# Direction
Repeat, exactly and in full, the lines of the listing below, but without any pictures.

** start The data **

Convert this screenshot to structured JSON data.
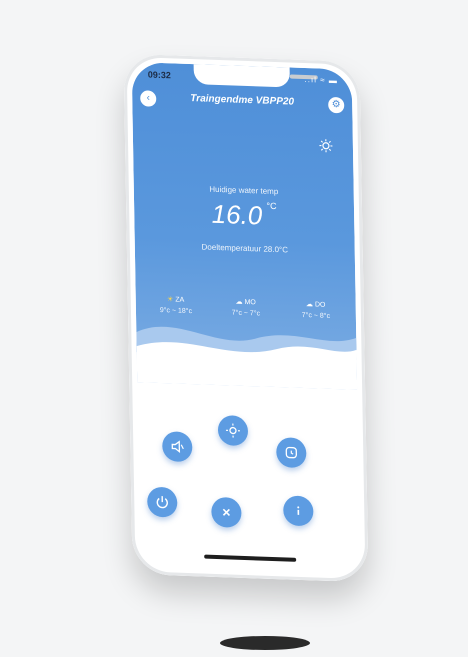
{
  "status_bar": {
    "time": "09:32",
    "right": "..ıl ≈ ▬"
  },
  "header": {
    "title": "Traingendme VBPP20"
  },
  "main": {
    "water_label": "Huidige water temp",
    "water_temp": "16.0",
    "water_unit": "°C",
    "setpoint_label": "Doeltemperatuur",
    "setpoint_value": "28.0°C"
  },
  "weather": [
    {
      "day": "ZA",
      "range": "9°c ~ 18°c",
      "icon": "sun-icon"
    },
    {
      "day": "MO",
      "range": "7°c ~ 7°c",
      "icon": "cloud-icon"
    },
    {
      "day": "DO",
      "range": "7°c ~ 8°c",
      "icon": "cloud-icon"
    }
  ],
  "controls": [
    {
      "name": "mute-button",
      "icon": "speaker-icon"
    },
    {
      "name": "mode-button",
      "icon": "sun-icon"
    },
    {
      "name": "timer-button",
      "icon": "clock-icon"
    },
    {
      "name": "power-button",
      "icon": "power-icon"
    },
    {
      "name": "close-button",
      "icon": "close-icon"
    },
    {
      "name": "info-button",
      "icon": "info-icon"
    }
  ],
  "colors": {
    "accent": "#4f8fd8",
    "button": "#5d9ce2",
    "background": "#f4f5f6"
  }
}
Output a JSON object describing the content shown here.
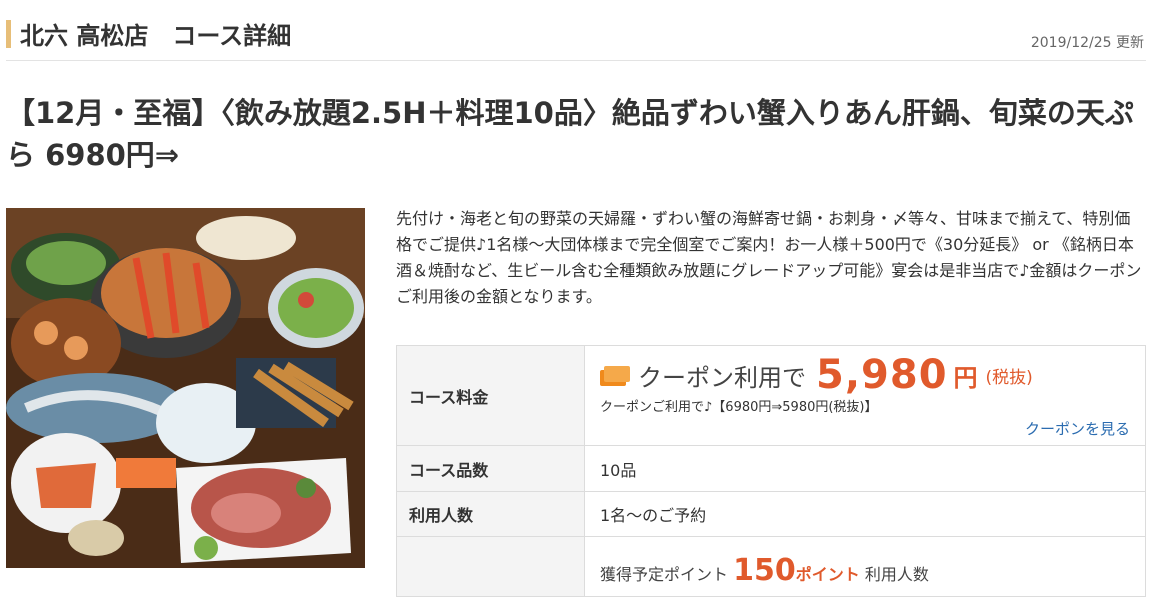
{
  "header": {
    "title": "北六 高松店　コース詳細",
    "updated": "2019/12/25 更新"
  },
  "course": {
    "title": "【12月・至福】〈飲み放題2.5H＋料理10品〉絶品ずわい蟹入りあん肝鍋、旬菜の天ぷら 6980円⇒",
    "description": "先付け・海老と旬の野菜の天婦羅・ずわい蟹の海鮮寄せ鍋・お刺身・〆等々、甘味まで揃えて、特別価格でご提供♪1名様～大団体様まで完全個室でご案内！お一人様＋500円で《30分延長》 or 《銘柄日本酒＆焼酎など、生ビール含む全種類飲み放題にグレードアップ可能》宴会は是非当店で♪金額はクーポンご利用後の金額となります。"
  },
  "info": {
    "price_label": "コース料金",
    "coupon_prefix": "クーポン利用で",
    "price_value": "5,980",
    "price_unit": "円",
    "price_tax": "(税抜)",
    "price_note": "クーポンご利用で♪【6980円⇒5980円(税抜)】",
    "coupon_link": "クーポンを見る",
    "items_label": "コース品数",
    "items_value": "10品",
    "people_label": "利用人数",
    "people_value": "1名～のご予約",
    "points_prefix": "獲得予定ポイント",
    "points_value": "150",
    "points_unit": "ポイント",
    "points_suffix": "利用人数"
  },
  "colors": {
    "accent": "#e7be78",
    "price": "#e05a2c",
    "link": "#2b6cb0"
  }
}
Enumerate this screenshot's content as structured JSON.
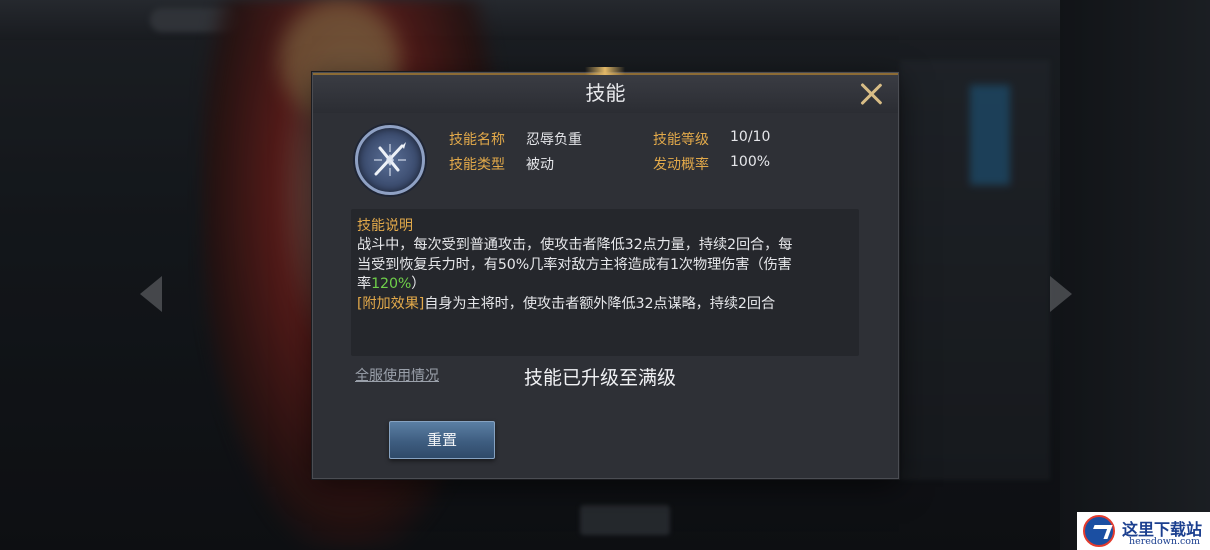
{
  "dialog": {
    "title": "技能",
    "close_icon": "close-icon"
  },
  "skill": {
    "icon": "crossed-swords-icon",
    "name_label": "技能名称",
    "name_value": "忍辱负重",
    "level_label": "技能等级",
    "level_value": "10/10",
    "type_label": "技能类型",
    "type_value": "被动",
    "trigger_label": "发动概率",
    "trigger_value": "100%"
  },
  "description": {
    "heading": "技能说明",
    "line1": "战斗中，每次受到普通攻击，使攻击者降低32点力量，持续2回合，每",
    "line2": "当受到恢复兵力时，有50%几率对敌方主将造成有1次物理伤害（伤害",
    "line3_prefix": "率",
    "line3_value": "120%",
    "line3_suffix": "）",
    "extra_tag": "[附加效果]",
    "extra_text": "自身为主将时，使攻击者额外降低32点谋略，持续2回合"
  },
  "usage_link": "全服使用情况",
  "status_text": "技能已升级至满级",
  "reset_button": "重置",
  "watermark": {
    "title": "这里下载站",
    "url": "heredown.com"
  },
  "colors": {
    "label_gold": "#e2a94a",
    "highlight_green": "#6fcf4a",
    "button_blue": "#3e5d80"
  }
}
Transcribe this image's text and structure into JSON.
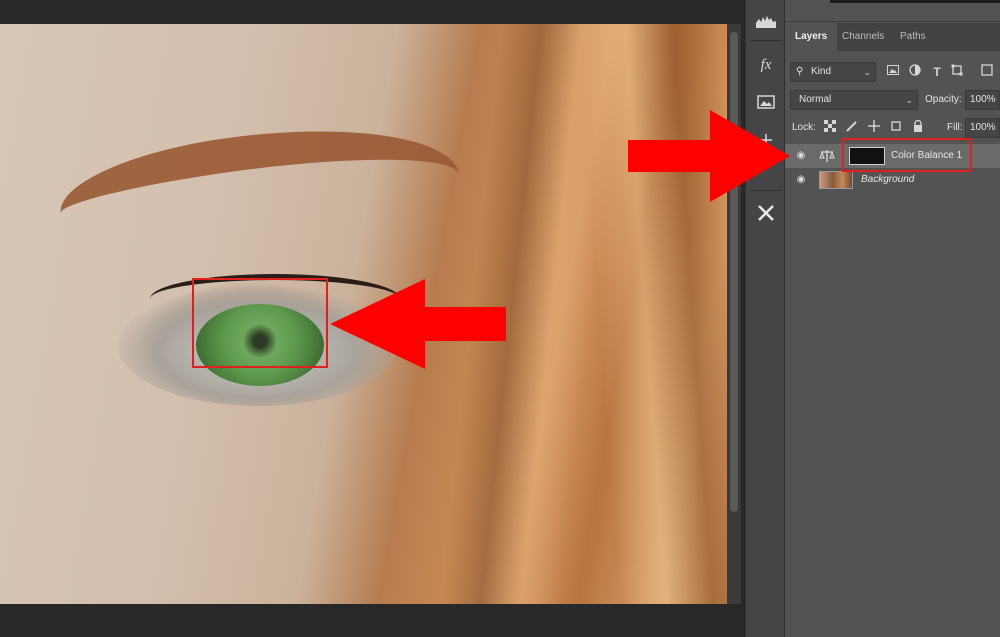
{
  "panel": {
    "tabs": [
      {
        "label": "Layers",
        "active": true
      },
      {
        "label": "Channels",
        "active": false
      },
      {
        "label": "Paths",
        "active": false
      }
    ],
    "filter": {
      "kind_label": "Kind"
    },
    "blend_mode": {
      "value": "Normal"
    },
    "opacity": {
      "label": "Opacity:",
      "value": "100%"
    },
    "lock": {
      "label": "Lock:"
    },
    "fill": {
      "label": "Fill:",
      "value": "100%"
    },
    "layers": [
      {
        "name": "Color Balance 1",
        "selected": true,
        "visible": true
      },
      {
        "name": "Background",
        "selected": false,
        "visible": true
      }
    ]
  },
  "tools": {
    "icons": [
      "histogram-icon",
      "fx-icon",
      "adjustment-folder-icon",
      "adjustment-scale-icon",
      "magic-wand-cross-icon"
    ],
    "fx_label": "fx"
  },
  "annotations": {
    "highlight_color": "#e0201c",
    "arrow_color": "#ff0000"
  },
  "canvas": {
    "subject": "close-up of green eye"
  }
}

** end The data **

# The output
Convert this screenshot to structured JSON data.
{
  "status_bar": {
    "time": "09:32",
    "right": "..ıl ≈ ▬"
  },
  "header": {
    "title": "Traingendme VBPP20"
  },
  "main": {
    "water_label": "Huidige water temp",
    "water_temp": "16.0",
    "water_unit": "°C",
    "setpoint_label": "Doeltemperatuur",
    "setpoint_value": "28.0°C"
  },
  "weather": [
    {
      "day": "ZA",
      "range": "9°c ~ 18°c",
      "icon": "sun-icon"
    },
    {
      "day": "MO",
      "range": "7°c ~ 7°c",
      "icon": "cloud-icon"
    },
    {
      "day": "DO",
      "range": "7°c ~ 8°c",
      "icon": "cloud-icon"
    }
  ],
  "controls": [
    {
      "name": "mute-button",
      "icon": "speaker-icon"
    },
    {
      "name": "mode-button",
      "icon": "sun-icon"
    },
    {
      "name": "timer-button",
      "icon": "clock-icon"
    },
    {
      "name": "power-button",
      "icon": "power-icon"
    },
    {
      "name": "close-button",
      "icon": "close-icon"
    },
    {
      "name": "info-button",
      "icon": "info-icon"
    }
  ],
  "colors": {
    "accent": "#4f8fd8",
    "button": "#5d9ce2",
    "background": "#f4f5f6"
  }
}
Output a JSON object describing the content shown here.
{
  "header": {
    "title": "北六 高松店　コース詳細",
    "updated": "2019/12/25 更新"
  },
  "course": {
    "title": "【12月・至福】〈飲み放題2.5H＋料理10品〉絶品ずわい蟹入りあん肝鍋、旬菜の天ぷら 6980円⇒",
    "description": "先付け・海老と旬の野菜の天婦羅・ずわい蟹の海鮮寄せ鍋・お刺身・〆等々、甘味まで揃えて、特別価格でご提供♪1名様～大団体様まで完全個室でご案内！お一人様＋500円で《30分延長》 or 《銘柄日本酒＆焼酎など、生ビール含む全種類飲み放題にグレードアップ可能》宴会は是非当店で♪金額はクーポンご利用後の金額となります。"
  },
  "info": {
    "price_label": "コース料金",
    "coupon_prefix": "クーポン利用で",
    "price_value": "5,980",
    "price_unit": "円",
    "price_tax": "(税抜)",
    "price_note": "クーポンご利用で♪【6980円⇒5980円(税抜)】",
    "coupon_link": "クーポンを見る",
    "items_label": "コース品数",
    "items_value": "10品",
    "people_label": "利用人数",
    "people_value": "1名～のご予約",
    "points_prefix": "獲得予定ポイント",
    "points_value": "150",
    "points_unit": "ポイント",
    "points_suffix": "利用人数"
  },
  "colors": {
    "accent": "#e7be78",
    "price": "#e05a2c",
    "link": "#2b6cb0"
  }
}
Enumerate this screenshot's content as structured JSON.
{
  "dialog": {
    "title": "技能",
    "close_icon": "close-icon"
  },
  "skill": {
    "icon": "crossed-swords-icon",
    "name_label": "技能名称",
    "name_value": "忍辱负重",
    "level_label": "技能等级",
    "level_value": "10/10",
    "type_label": "技能类型",
    "type_value": "被动",
    "trigger_label": "发动概率",
    "trigger_value": "100%"
  },
  "description": {
    "heading": "技能说明",
    "line1": "战斗中，每次受到普通攻击，使攻击者降低32点力量，持续2回合，每",
    "line2": "当受到恢复兵力时，有50%几率对敌方主将造成有1次物理伤害（伤害",
    "line3_prefix": "率",
    "line3_value": "120%",
    "line3_suffix": "）",
    "extra_tag": "[附加效果]",
    "extra_text": "自身为主将时，使攻击者额外降低32点谋略，持续2回合"
  },
  "usage_link": "全服使用情况",
  "status_text": "技能已升级至满级",
  "reset_button": "重置",
  "watermark": {
    "title": "这里下载站",
    "url": "heredown.com"
  },
  "colors": {
    "label_gold": "#e2a94a",
    "highlight_green": "#6fcf4a",
    "button_blue": "#3e5d80"
  }
}
Transcribe this image's text and structure into JSON.
{
  "panel": {
    "tabs": [
      {
        "label": "Layers",
        "active": true
      },
      {
        "label": "Channels",
        "active": false
      },
      {
        "label": "Paths",
        "active": false
      }
    ],
    "filter": {
      "kind_label": "Kind"
    },
    "blend_mode": {
      "value": "Normal"
    },
    "opacity": {
      "label": "Opacity:",
      "value": "100%"
    },
    "lock": {
      "label": "Lock:"
    },
    "fill": {
      "label": "Fill:",
      "value": "100%"
    },
    "layers": [
      {
        "name": "Color Balance 1",
        "selected": true,
        "visible": true
      },
      {
        "name": "Background",
        "selected": false,
        "visible": true
      }
    ]
  },
  "tools": {
    "icons": [
      "histogram-icon",
      "fx-icon",
      "adjustment-folder-icon",
      "adjustment-scale-icon",
      "magic-wand-cross-icon"
    ],
    "fx_label": "fx"
  },
  "annotations": {
    "highlight_color": "#e0201c",
    "arrow_color": "#ff0000"
  },
  "canvas": {
    "subject": "close-up of green eye"
  }
}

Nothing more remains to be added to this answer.